Extracted material:
>>>>

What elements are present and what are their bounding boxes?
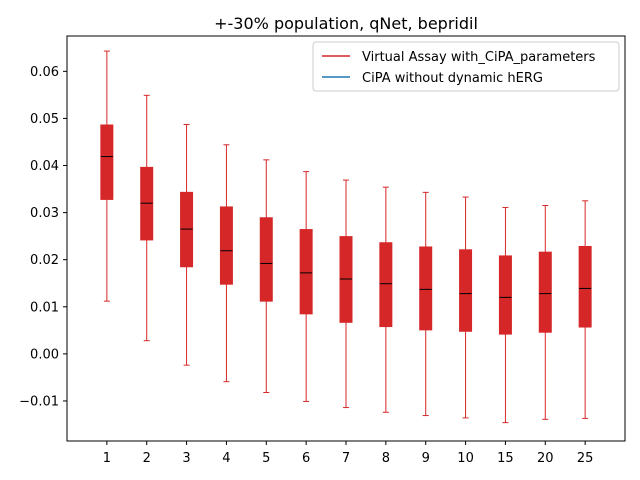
- plot-frame: [66, 35, 626, 442]
- box-9: [419, 191, 433, 417]
- legend-label-cipa: CiPA without dynamic hERG: [362, 71, 543, 86]
- y-tick-label: 0.06: [30, 65, 59, 80]
- box-20: [538, 205, 552, 420]
- x-tick-label: 8: [382, 451, 390, 466]
- x-tick-label: 15: [497, 451, 514, 466]
- box-5: [259, 159, 273, 393]
- x-tick-label: 2: [143, 451, 151, 466]
- box-3: [180, 124, 194, 366]
- y-tick-label: 0.02: [30, 253, 59, 268]
- legend: Virtual Assay with_CiPA_parameters CiPA …: [312, 41, 620, 92]
- box-body: [100, 124, 114, 200]
- x-tick-label: 3: [182, 451, 190, 466]
- chart-title: +-30% population, qNet, bepridil: [214, 14, 478, 33]
- box-1: [100, 50, 114, 302]
- y-tick-label: 0.01: [30, 300, 59, 315]
- box-body: [259, 217, 273, 302]
- y-tick-label: −0.01: [19, 394, 59, 409]
- box-4: [219, 144, 233, 383]
- y-tick-label: 0.04: [30, 159, 59, 174]
- box-body: [419, 246, 433, 331]
- box-15: [498, 206, 512, 424]
- x-tick-label: 6: [302, 451, 310, 466]
- box-body: [498, 255, 512, 335]
- box-body: [219, 206, 233, 285]
- y-tick-label: 0.03: [30, 206, 59, 221]
- box-8: [379, 186, 393, 413]
- boxes-layer: [100, 50, 592, 424]
- y-tick-label: 0.05: [30, 112, 59, 127]
- legend-label-virtual-assay: Virtual Assay with_CiPA_parameters: [362, 50, 596, 65]
- x-tick-label: 7: [342, 451, 350, 466]
- box-body: [538, 251, 552, 333]
- box-10: [459, 196, 473, 419]
- legend-frame: [312, 41, 620, 92]
- box-6: [299, 171, 313, 402]
- box-25: [578, 200, 592, 419]
- box-7: [339, 179, 353, 409]
- x-tick-label: 10: [457, 451, 474, 466]
- box-2: [140, 94, 154, 342]
- ticks-layer: −0.01 0.00 0.01 0.02 0.03 0.04 0.05 0.06 1 2 3 4 5 6 7…: [19, 65, 593, 466]
- box-body: [578, 246, 592, 328]
- x-tick-label: 25: [577, 451, 594, 466]
- box-body: [299, 229, 313, 315]
- x-tick-label: 9: [422, 451, 430, 466]
- y-tick-label: 0.00: [30, 347, 59, 362]
- x-tick-label: 5: [262, 451, 270, 466]
- x-tick-label: 1: [103, 451, 111, 466]
- x-tick-label: 4: [222, 451, 230, 466]
- x-tick-label: 20: [537, 451, 554, 466]
- box-body: [459, 249, 473, 332]
- box-body: [379, 242, 393, 328]
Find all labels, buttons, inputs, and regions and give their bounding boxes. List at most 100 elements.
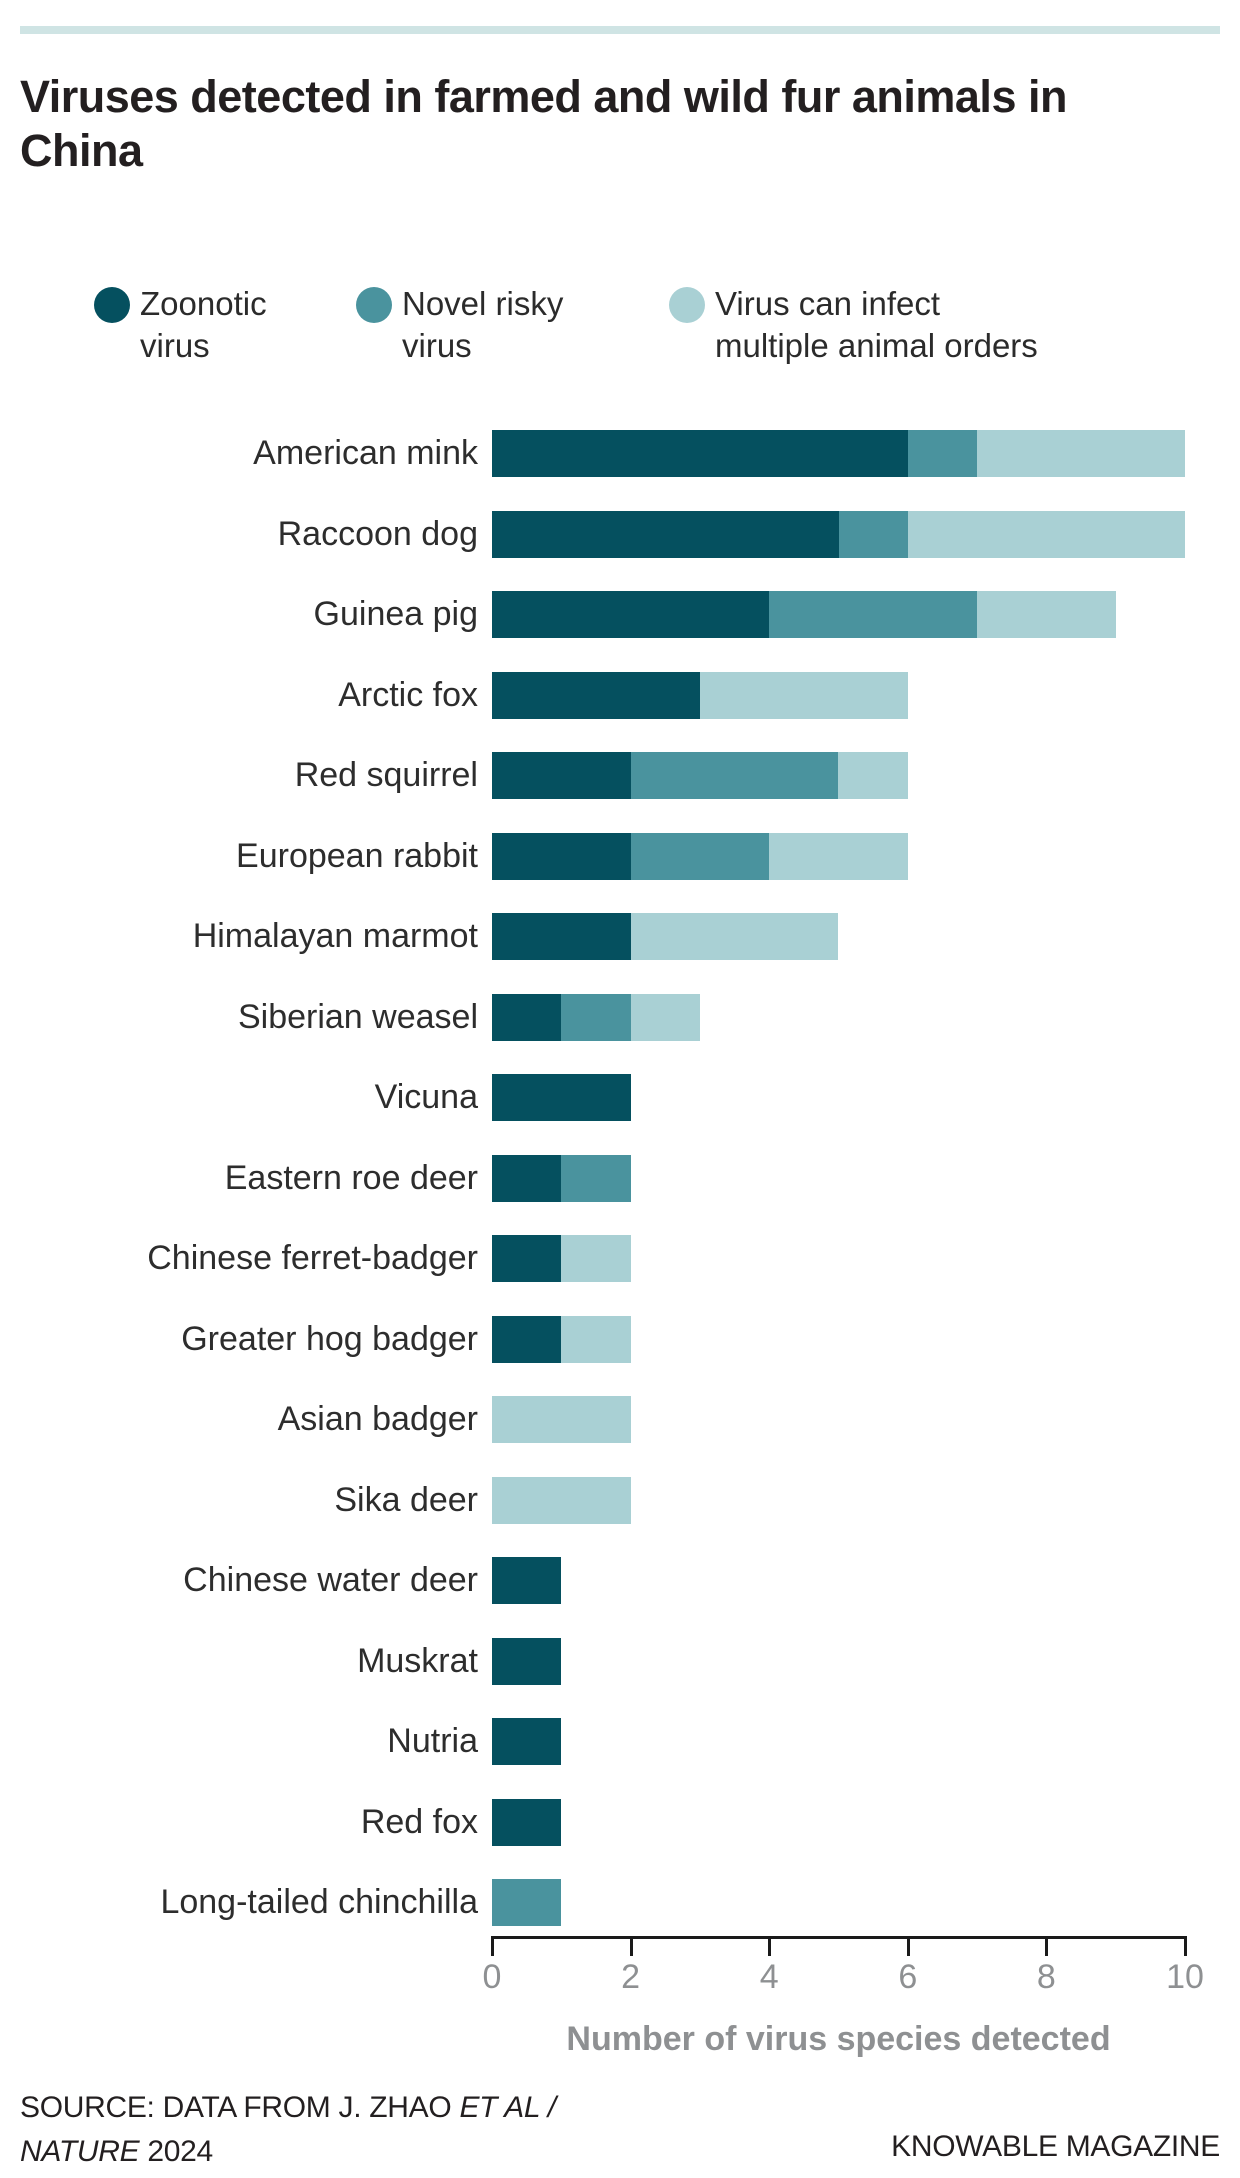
category-label: Greater hog badger [181, 1319, 478, 1358]
category-label: American mink [253, 434, 478, 472]
axis-tick-label: 6 [898, 1958, 918, 1996]
bar-segment [769, 832, 908, 880]
bar-segment [977, 591, 1116, 638]
bar-segment [699, 671, 908, 719]
stacked-bar [492, 1235, 631, 1282]
stacked-bar [492, 1637, 562, 1685]
bar-segment [492, 1879, 562, 1926]
axis-tick-label: 10 [1166, 1958, 1204, 1996]
bar-row: Siberian weasel [0, 993, 1240, 1041]
legend-item: Zoonotic virus [94, 283, 356, 367]
stacked-bar [492, 832, 908, 880]
bar-segment [907, 510, 1185, 558]
bar-row: Muskrat [0, 1637, 1240, 1685]
legend: Zoonotic virus Novel risky virus Virus can… [94, 283, 1089, 367]
category-label: Long-tailed chinchilla [160, 1883, 478, 1921]
stacked-bar [492, 1074, 631, 1121]
legend-item: Novel risky virus [356, 283, 669, 367]
bar-segment [769, 591, 978, 638]
publisher-credit: KNOWABLE MAGAZINE [891, 2130, 1220, 2163]
category-label: Eastern roe deer [224, 1158, 478, 1197]
category-label: Siberian weasel [237, 997, 478, 1036]
bar-row: Red squirrel [0, 752, 1240, 799]
bar-row: Chinese ferret-badger [0, 1235, 1240, 1282]
bar-row: European rabbit [0, 832, 1240, 880]
stacked-bar [492, 510, 1185, 558]
bar-segment [492, 1315, 562, 1363]
source-credit-line: SOURCE: DATA FROM J. ZHAO ET AL / [20, 2086, 556, 2130]
axis-tick [491, 1936, 494, 1956]
axis-tick [629, 1936, 633, 1956]
bar-row: Eastern roe deer [0, 1154, 1240, 1202]
bar-row: Greater hog badger [0, 1315, 1240, 1363]
bar-row: Sika deer [0, 1476, 1240, 1524]
category-label: Guinea pig [313, 595, 478, 633]
stacked-bar [492, 993, 700, 1041]
bar-row: Red fox [0, 1798, 1240, 1846]
stacked-bar [492, 1879, 562, 1926]
bar-segment [907, 430, 978, 477]
bar-row: Raccoon dog [0, 510, 1240, 558]
axis-line [492, 1936, 1187, 1939]
axis-tick-label: 0 [482, 1958, 502, 1996]
bar-segment [492, 993, 562, 1041]
axis-tick [1184, 1936, 1187, 1956]
stacked-bar [492, 430, 1185, 477]
category-label: Himalayan marmot [192, 917, 478, 955]
bar-segment [492, 1718, 562, 1765]
bar-chart: American mink Raccoon dog Guinea pig Arctic… [0, 430, 1240, 1930]
source-credit-italic-text: NATURE [20, 2135, 140, 2168]
stacked-bar [492, 913, 839, 960]
bar-row: Long-tailed chinchilla [0, 1879, 1240, 1926]
bar-segment [492, 1476, 631, 1524]
category-label: European rabbit [236, 836, 478, 875]
category-label: Raccoon dog [277, 514, 478, 553]
source-credit-italic-text: ET AL / [459, 2091, 556, 2124]
stacked-bar [492, 752, 908, 799]
stacked-bar [492, 1557, 562, 1604]
source-credit-line: NATURE 2024 [20, 2130, 556, 2174]
stacked-bar [492, 1718, 562, 1765]
bar-segment [630, 832, 770, 880]
bar-row: Nutria [0, 1718, 1240, 1765]
bar-segment [561, 993, 631, 1041]
bar-segment [977, 430, 1185, 477]
bar-row: Asian badger [0, 1396, 1240, 1443]
bar-segment [492, 1557, 562, 1604]
stacked-bar [492, 1798, 562, 1846]
source-credit-text: 2024 [139, 2135, 213, 2168]
chart-title: Viruses detected in farmed and wild fur … [20, 71, 1067, 177]
bar-segment [492, 430, 908, 477]
axis-tick [906, 1936, 910, 1956]
bar-row: Himalayan marmot [0, 913, 1240, 960]
axis-tick-label: 4 [759, 1958, 779, 1996]
axis-tick [1045, 1936, 1049, 1956]
bar-segment [492, 591, 770, 638]
legend-swatch-icon [356, 287, 392, 323]
legend-item: Virus can infect multiple animal orders [669, 283, 1089, 367]
bar-segment [492, 1637, 562, 1685]
bar-segment [492, 832, 631, 880]
legend-label: Zoonotic virus [140, 285, 267, 364]
stacked-bar [492, 1154, 631, 1202]
bar-segment [492, 1235, 562, 1282]
bar-segment [492, 913, 631, 960]
category-label: Sika deer [334, 1480, 478, 1519]
legend-label: Virus can infect multiple animal orders [715, 285, 1038, 364]
category-label: Vicuna [374, 1078, 478, 1116]
category-label: Muskrat [357, 1641, 478, 1680]
legend-swatch-icon [94, 287, 130, 323]
source-credit: SOURCE: DATA FROM J. ZHAO ET AL / NATURE … [20, 2086, 556, 2174]
bar-segment [492, 510, 839, 558]
stacked-bar [492, 671, 908, 719]
category-label: Asian badger [277, 1400, 478, 1438]
source-credit-text: SOURCE: DATA FROM J. ZHAO [20, 2091, 460, 2124]
bar-row: Chinese water deer [0, 1557, 1240, 1604]
legend-swatch-icon [669, 287, 705, 323]
bar-row: Arctic fox [0, 671, 1240, 719]
bar-segment [561, 1315, 631, 1363]
legend-label: Novel risky virus [402, 285, 564, 364]
bar-segment [492, 1154, 562, 1202]
stacked-bar [492, 1315, 631, 1363]
bar-row: Guinea pig [0, 591, 1240, 638]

<<<<

How to complete this task:
Every line in the data above that contains "Chinese" needs to be copied.

Task response:
bar-row: Chinese ferret-badger [0, 1235, 1240, 1282]
bar-row: Chinese water deer [0, 1557, 1240, 1604]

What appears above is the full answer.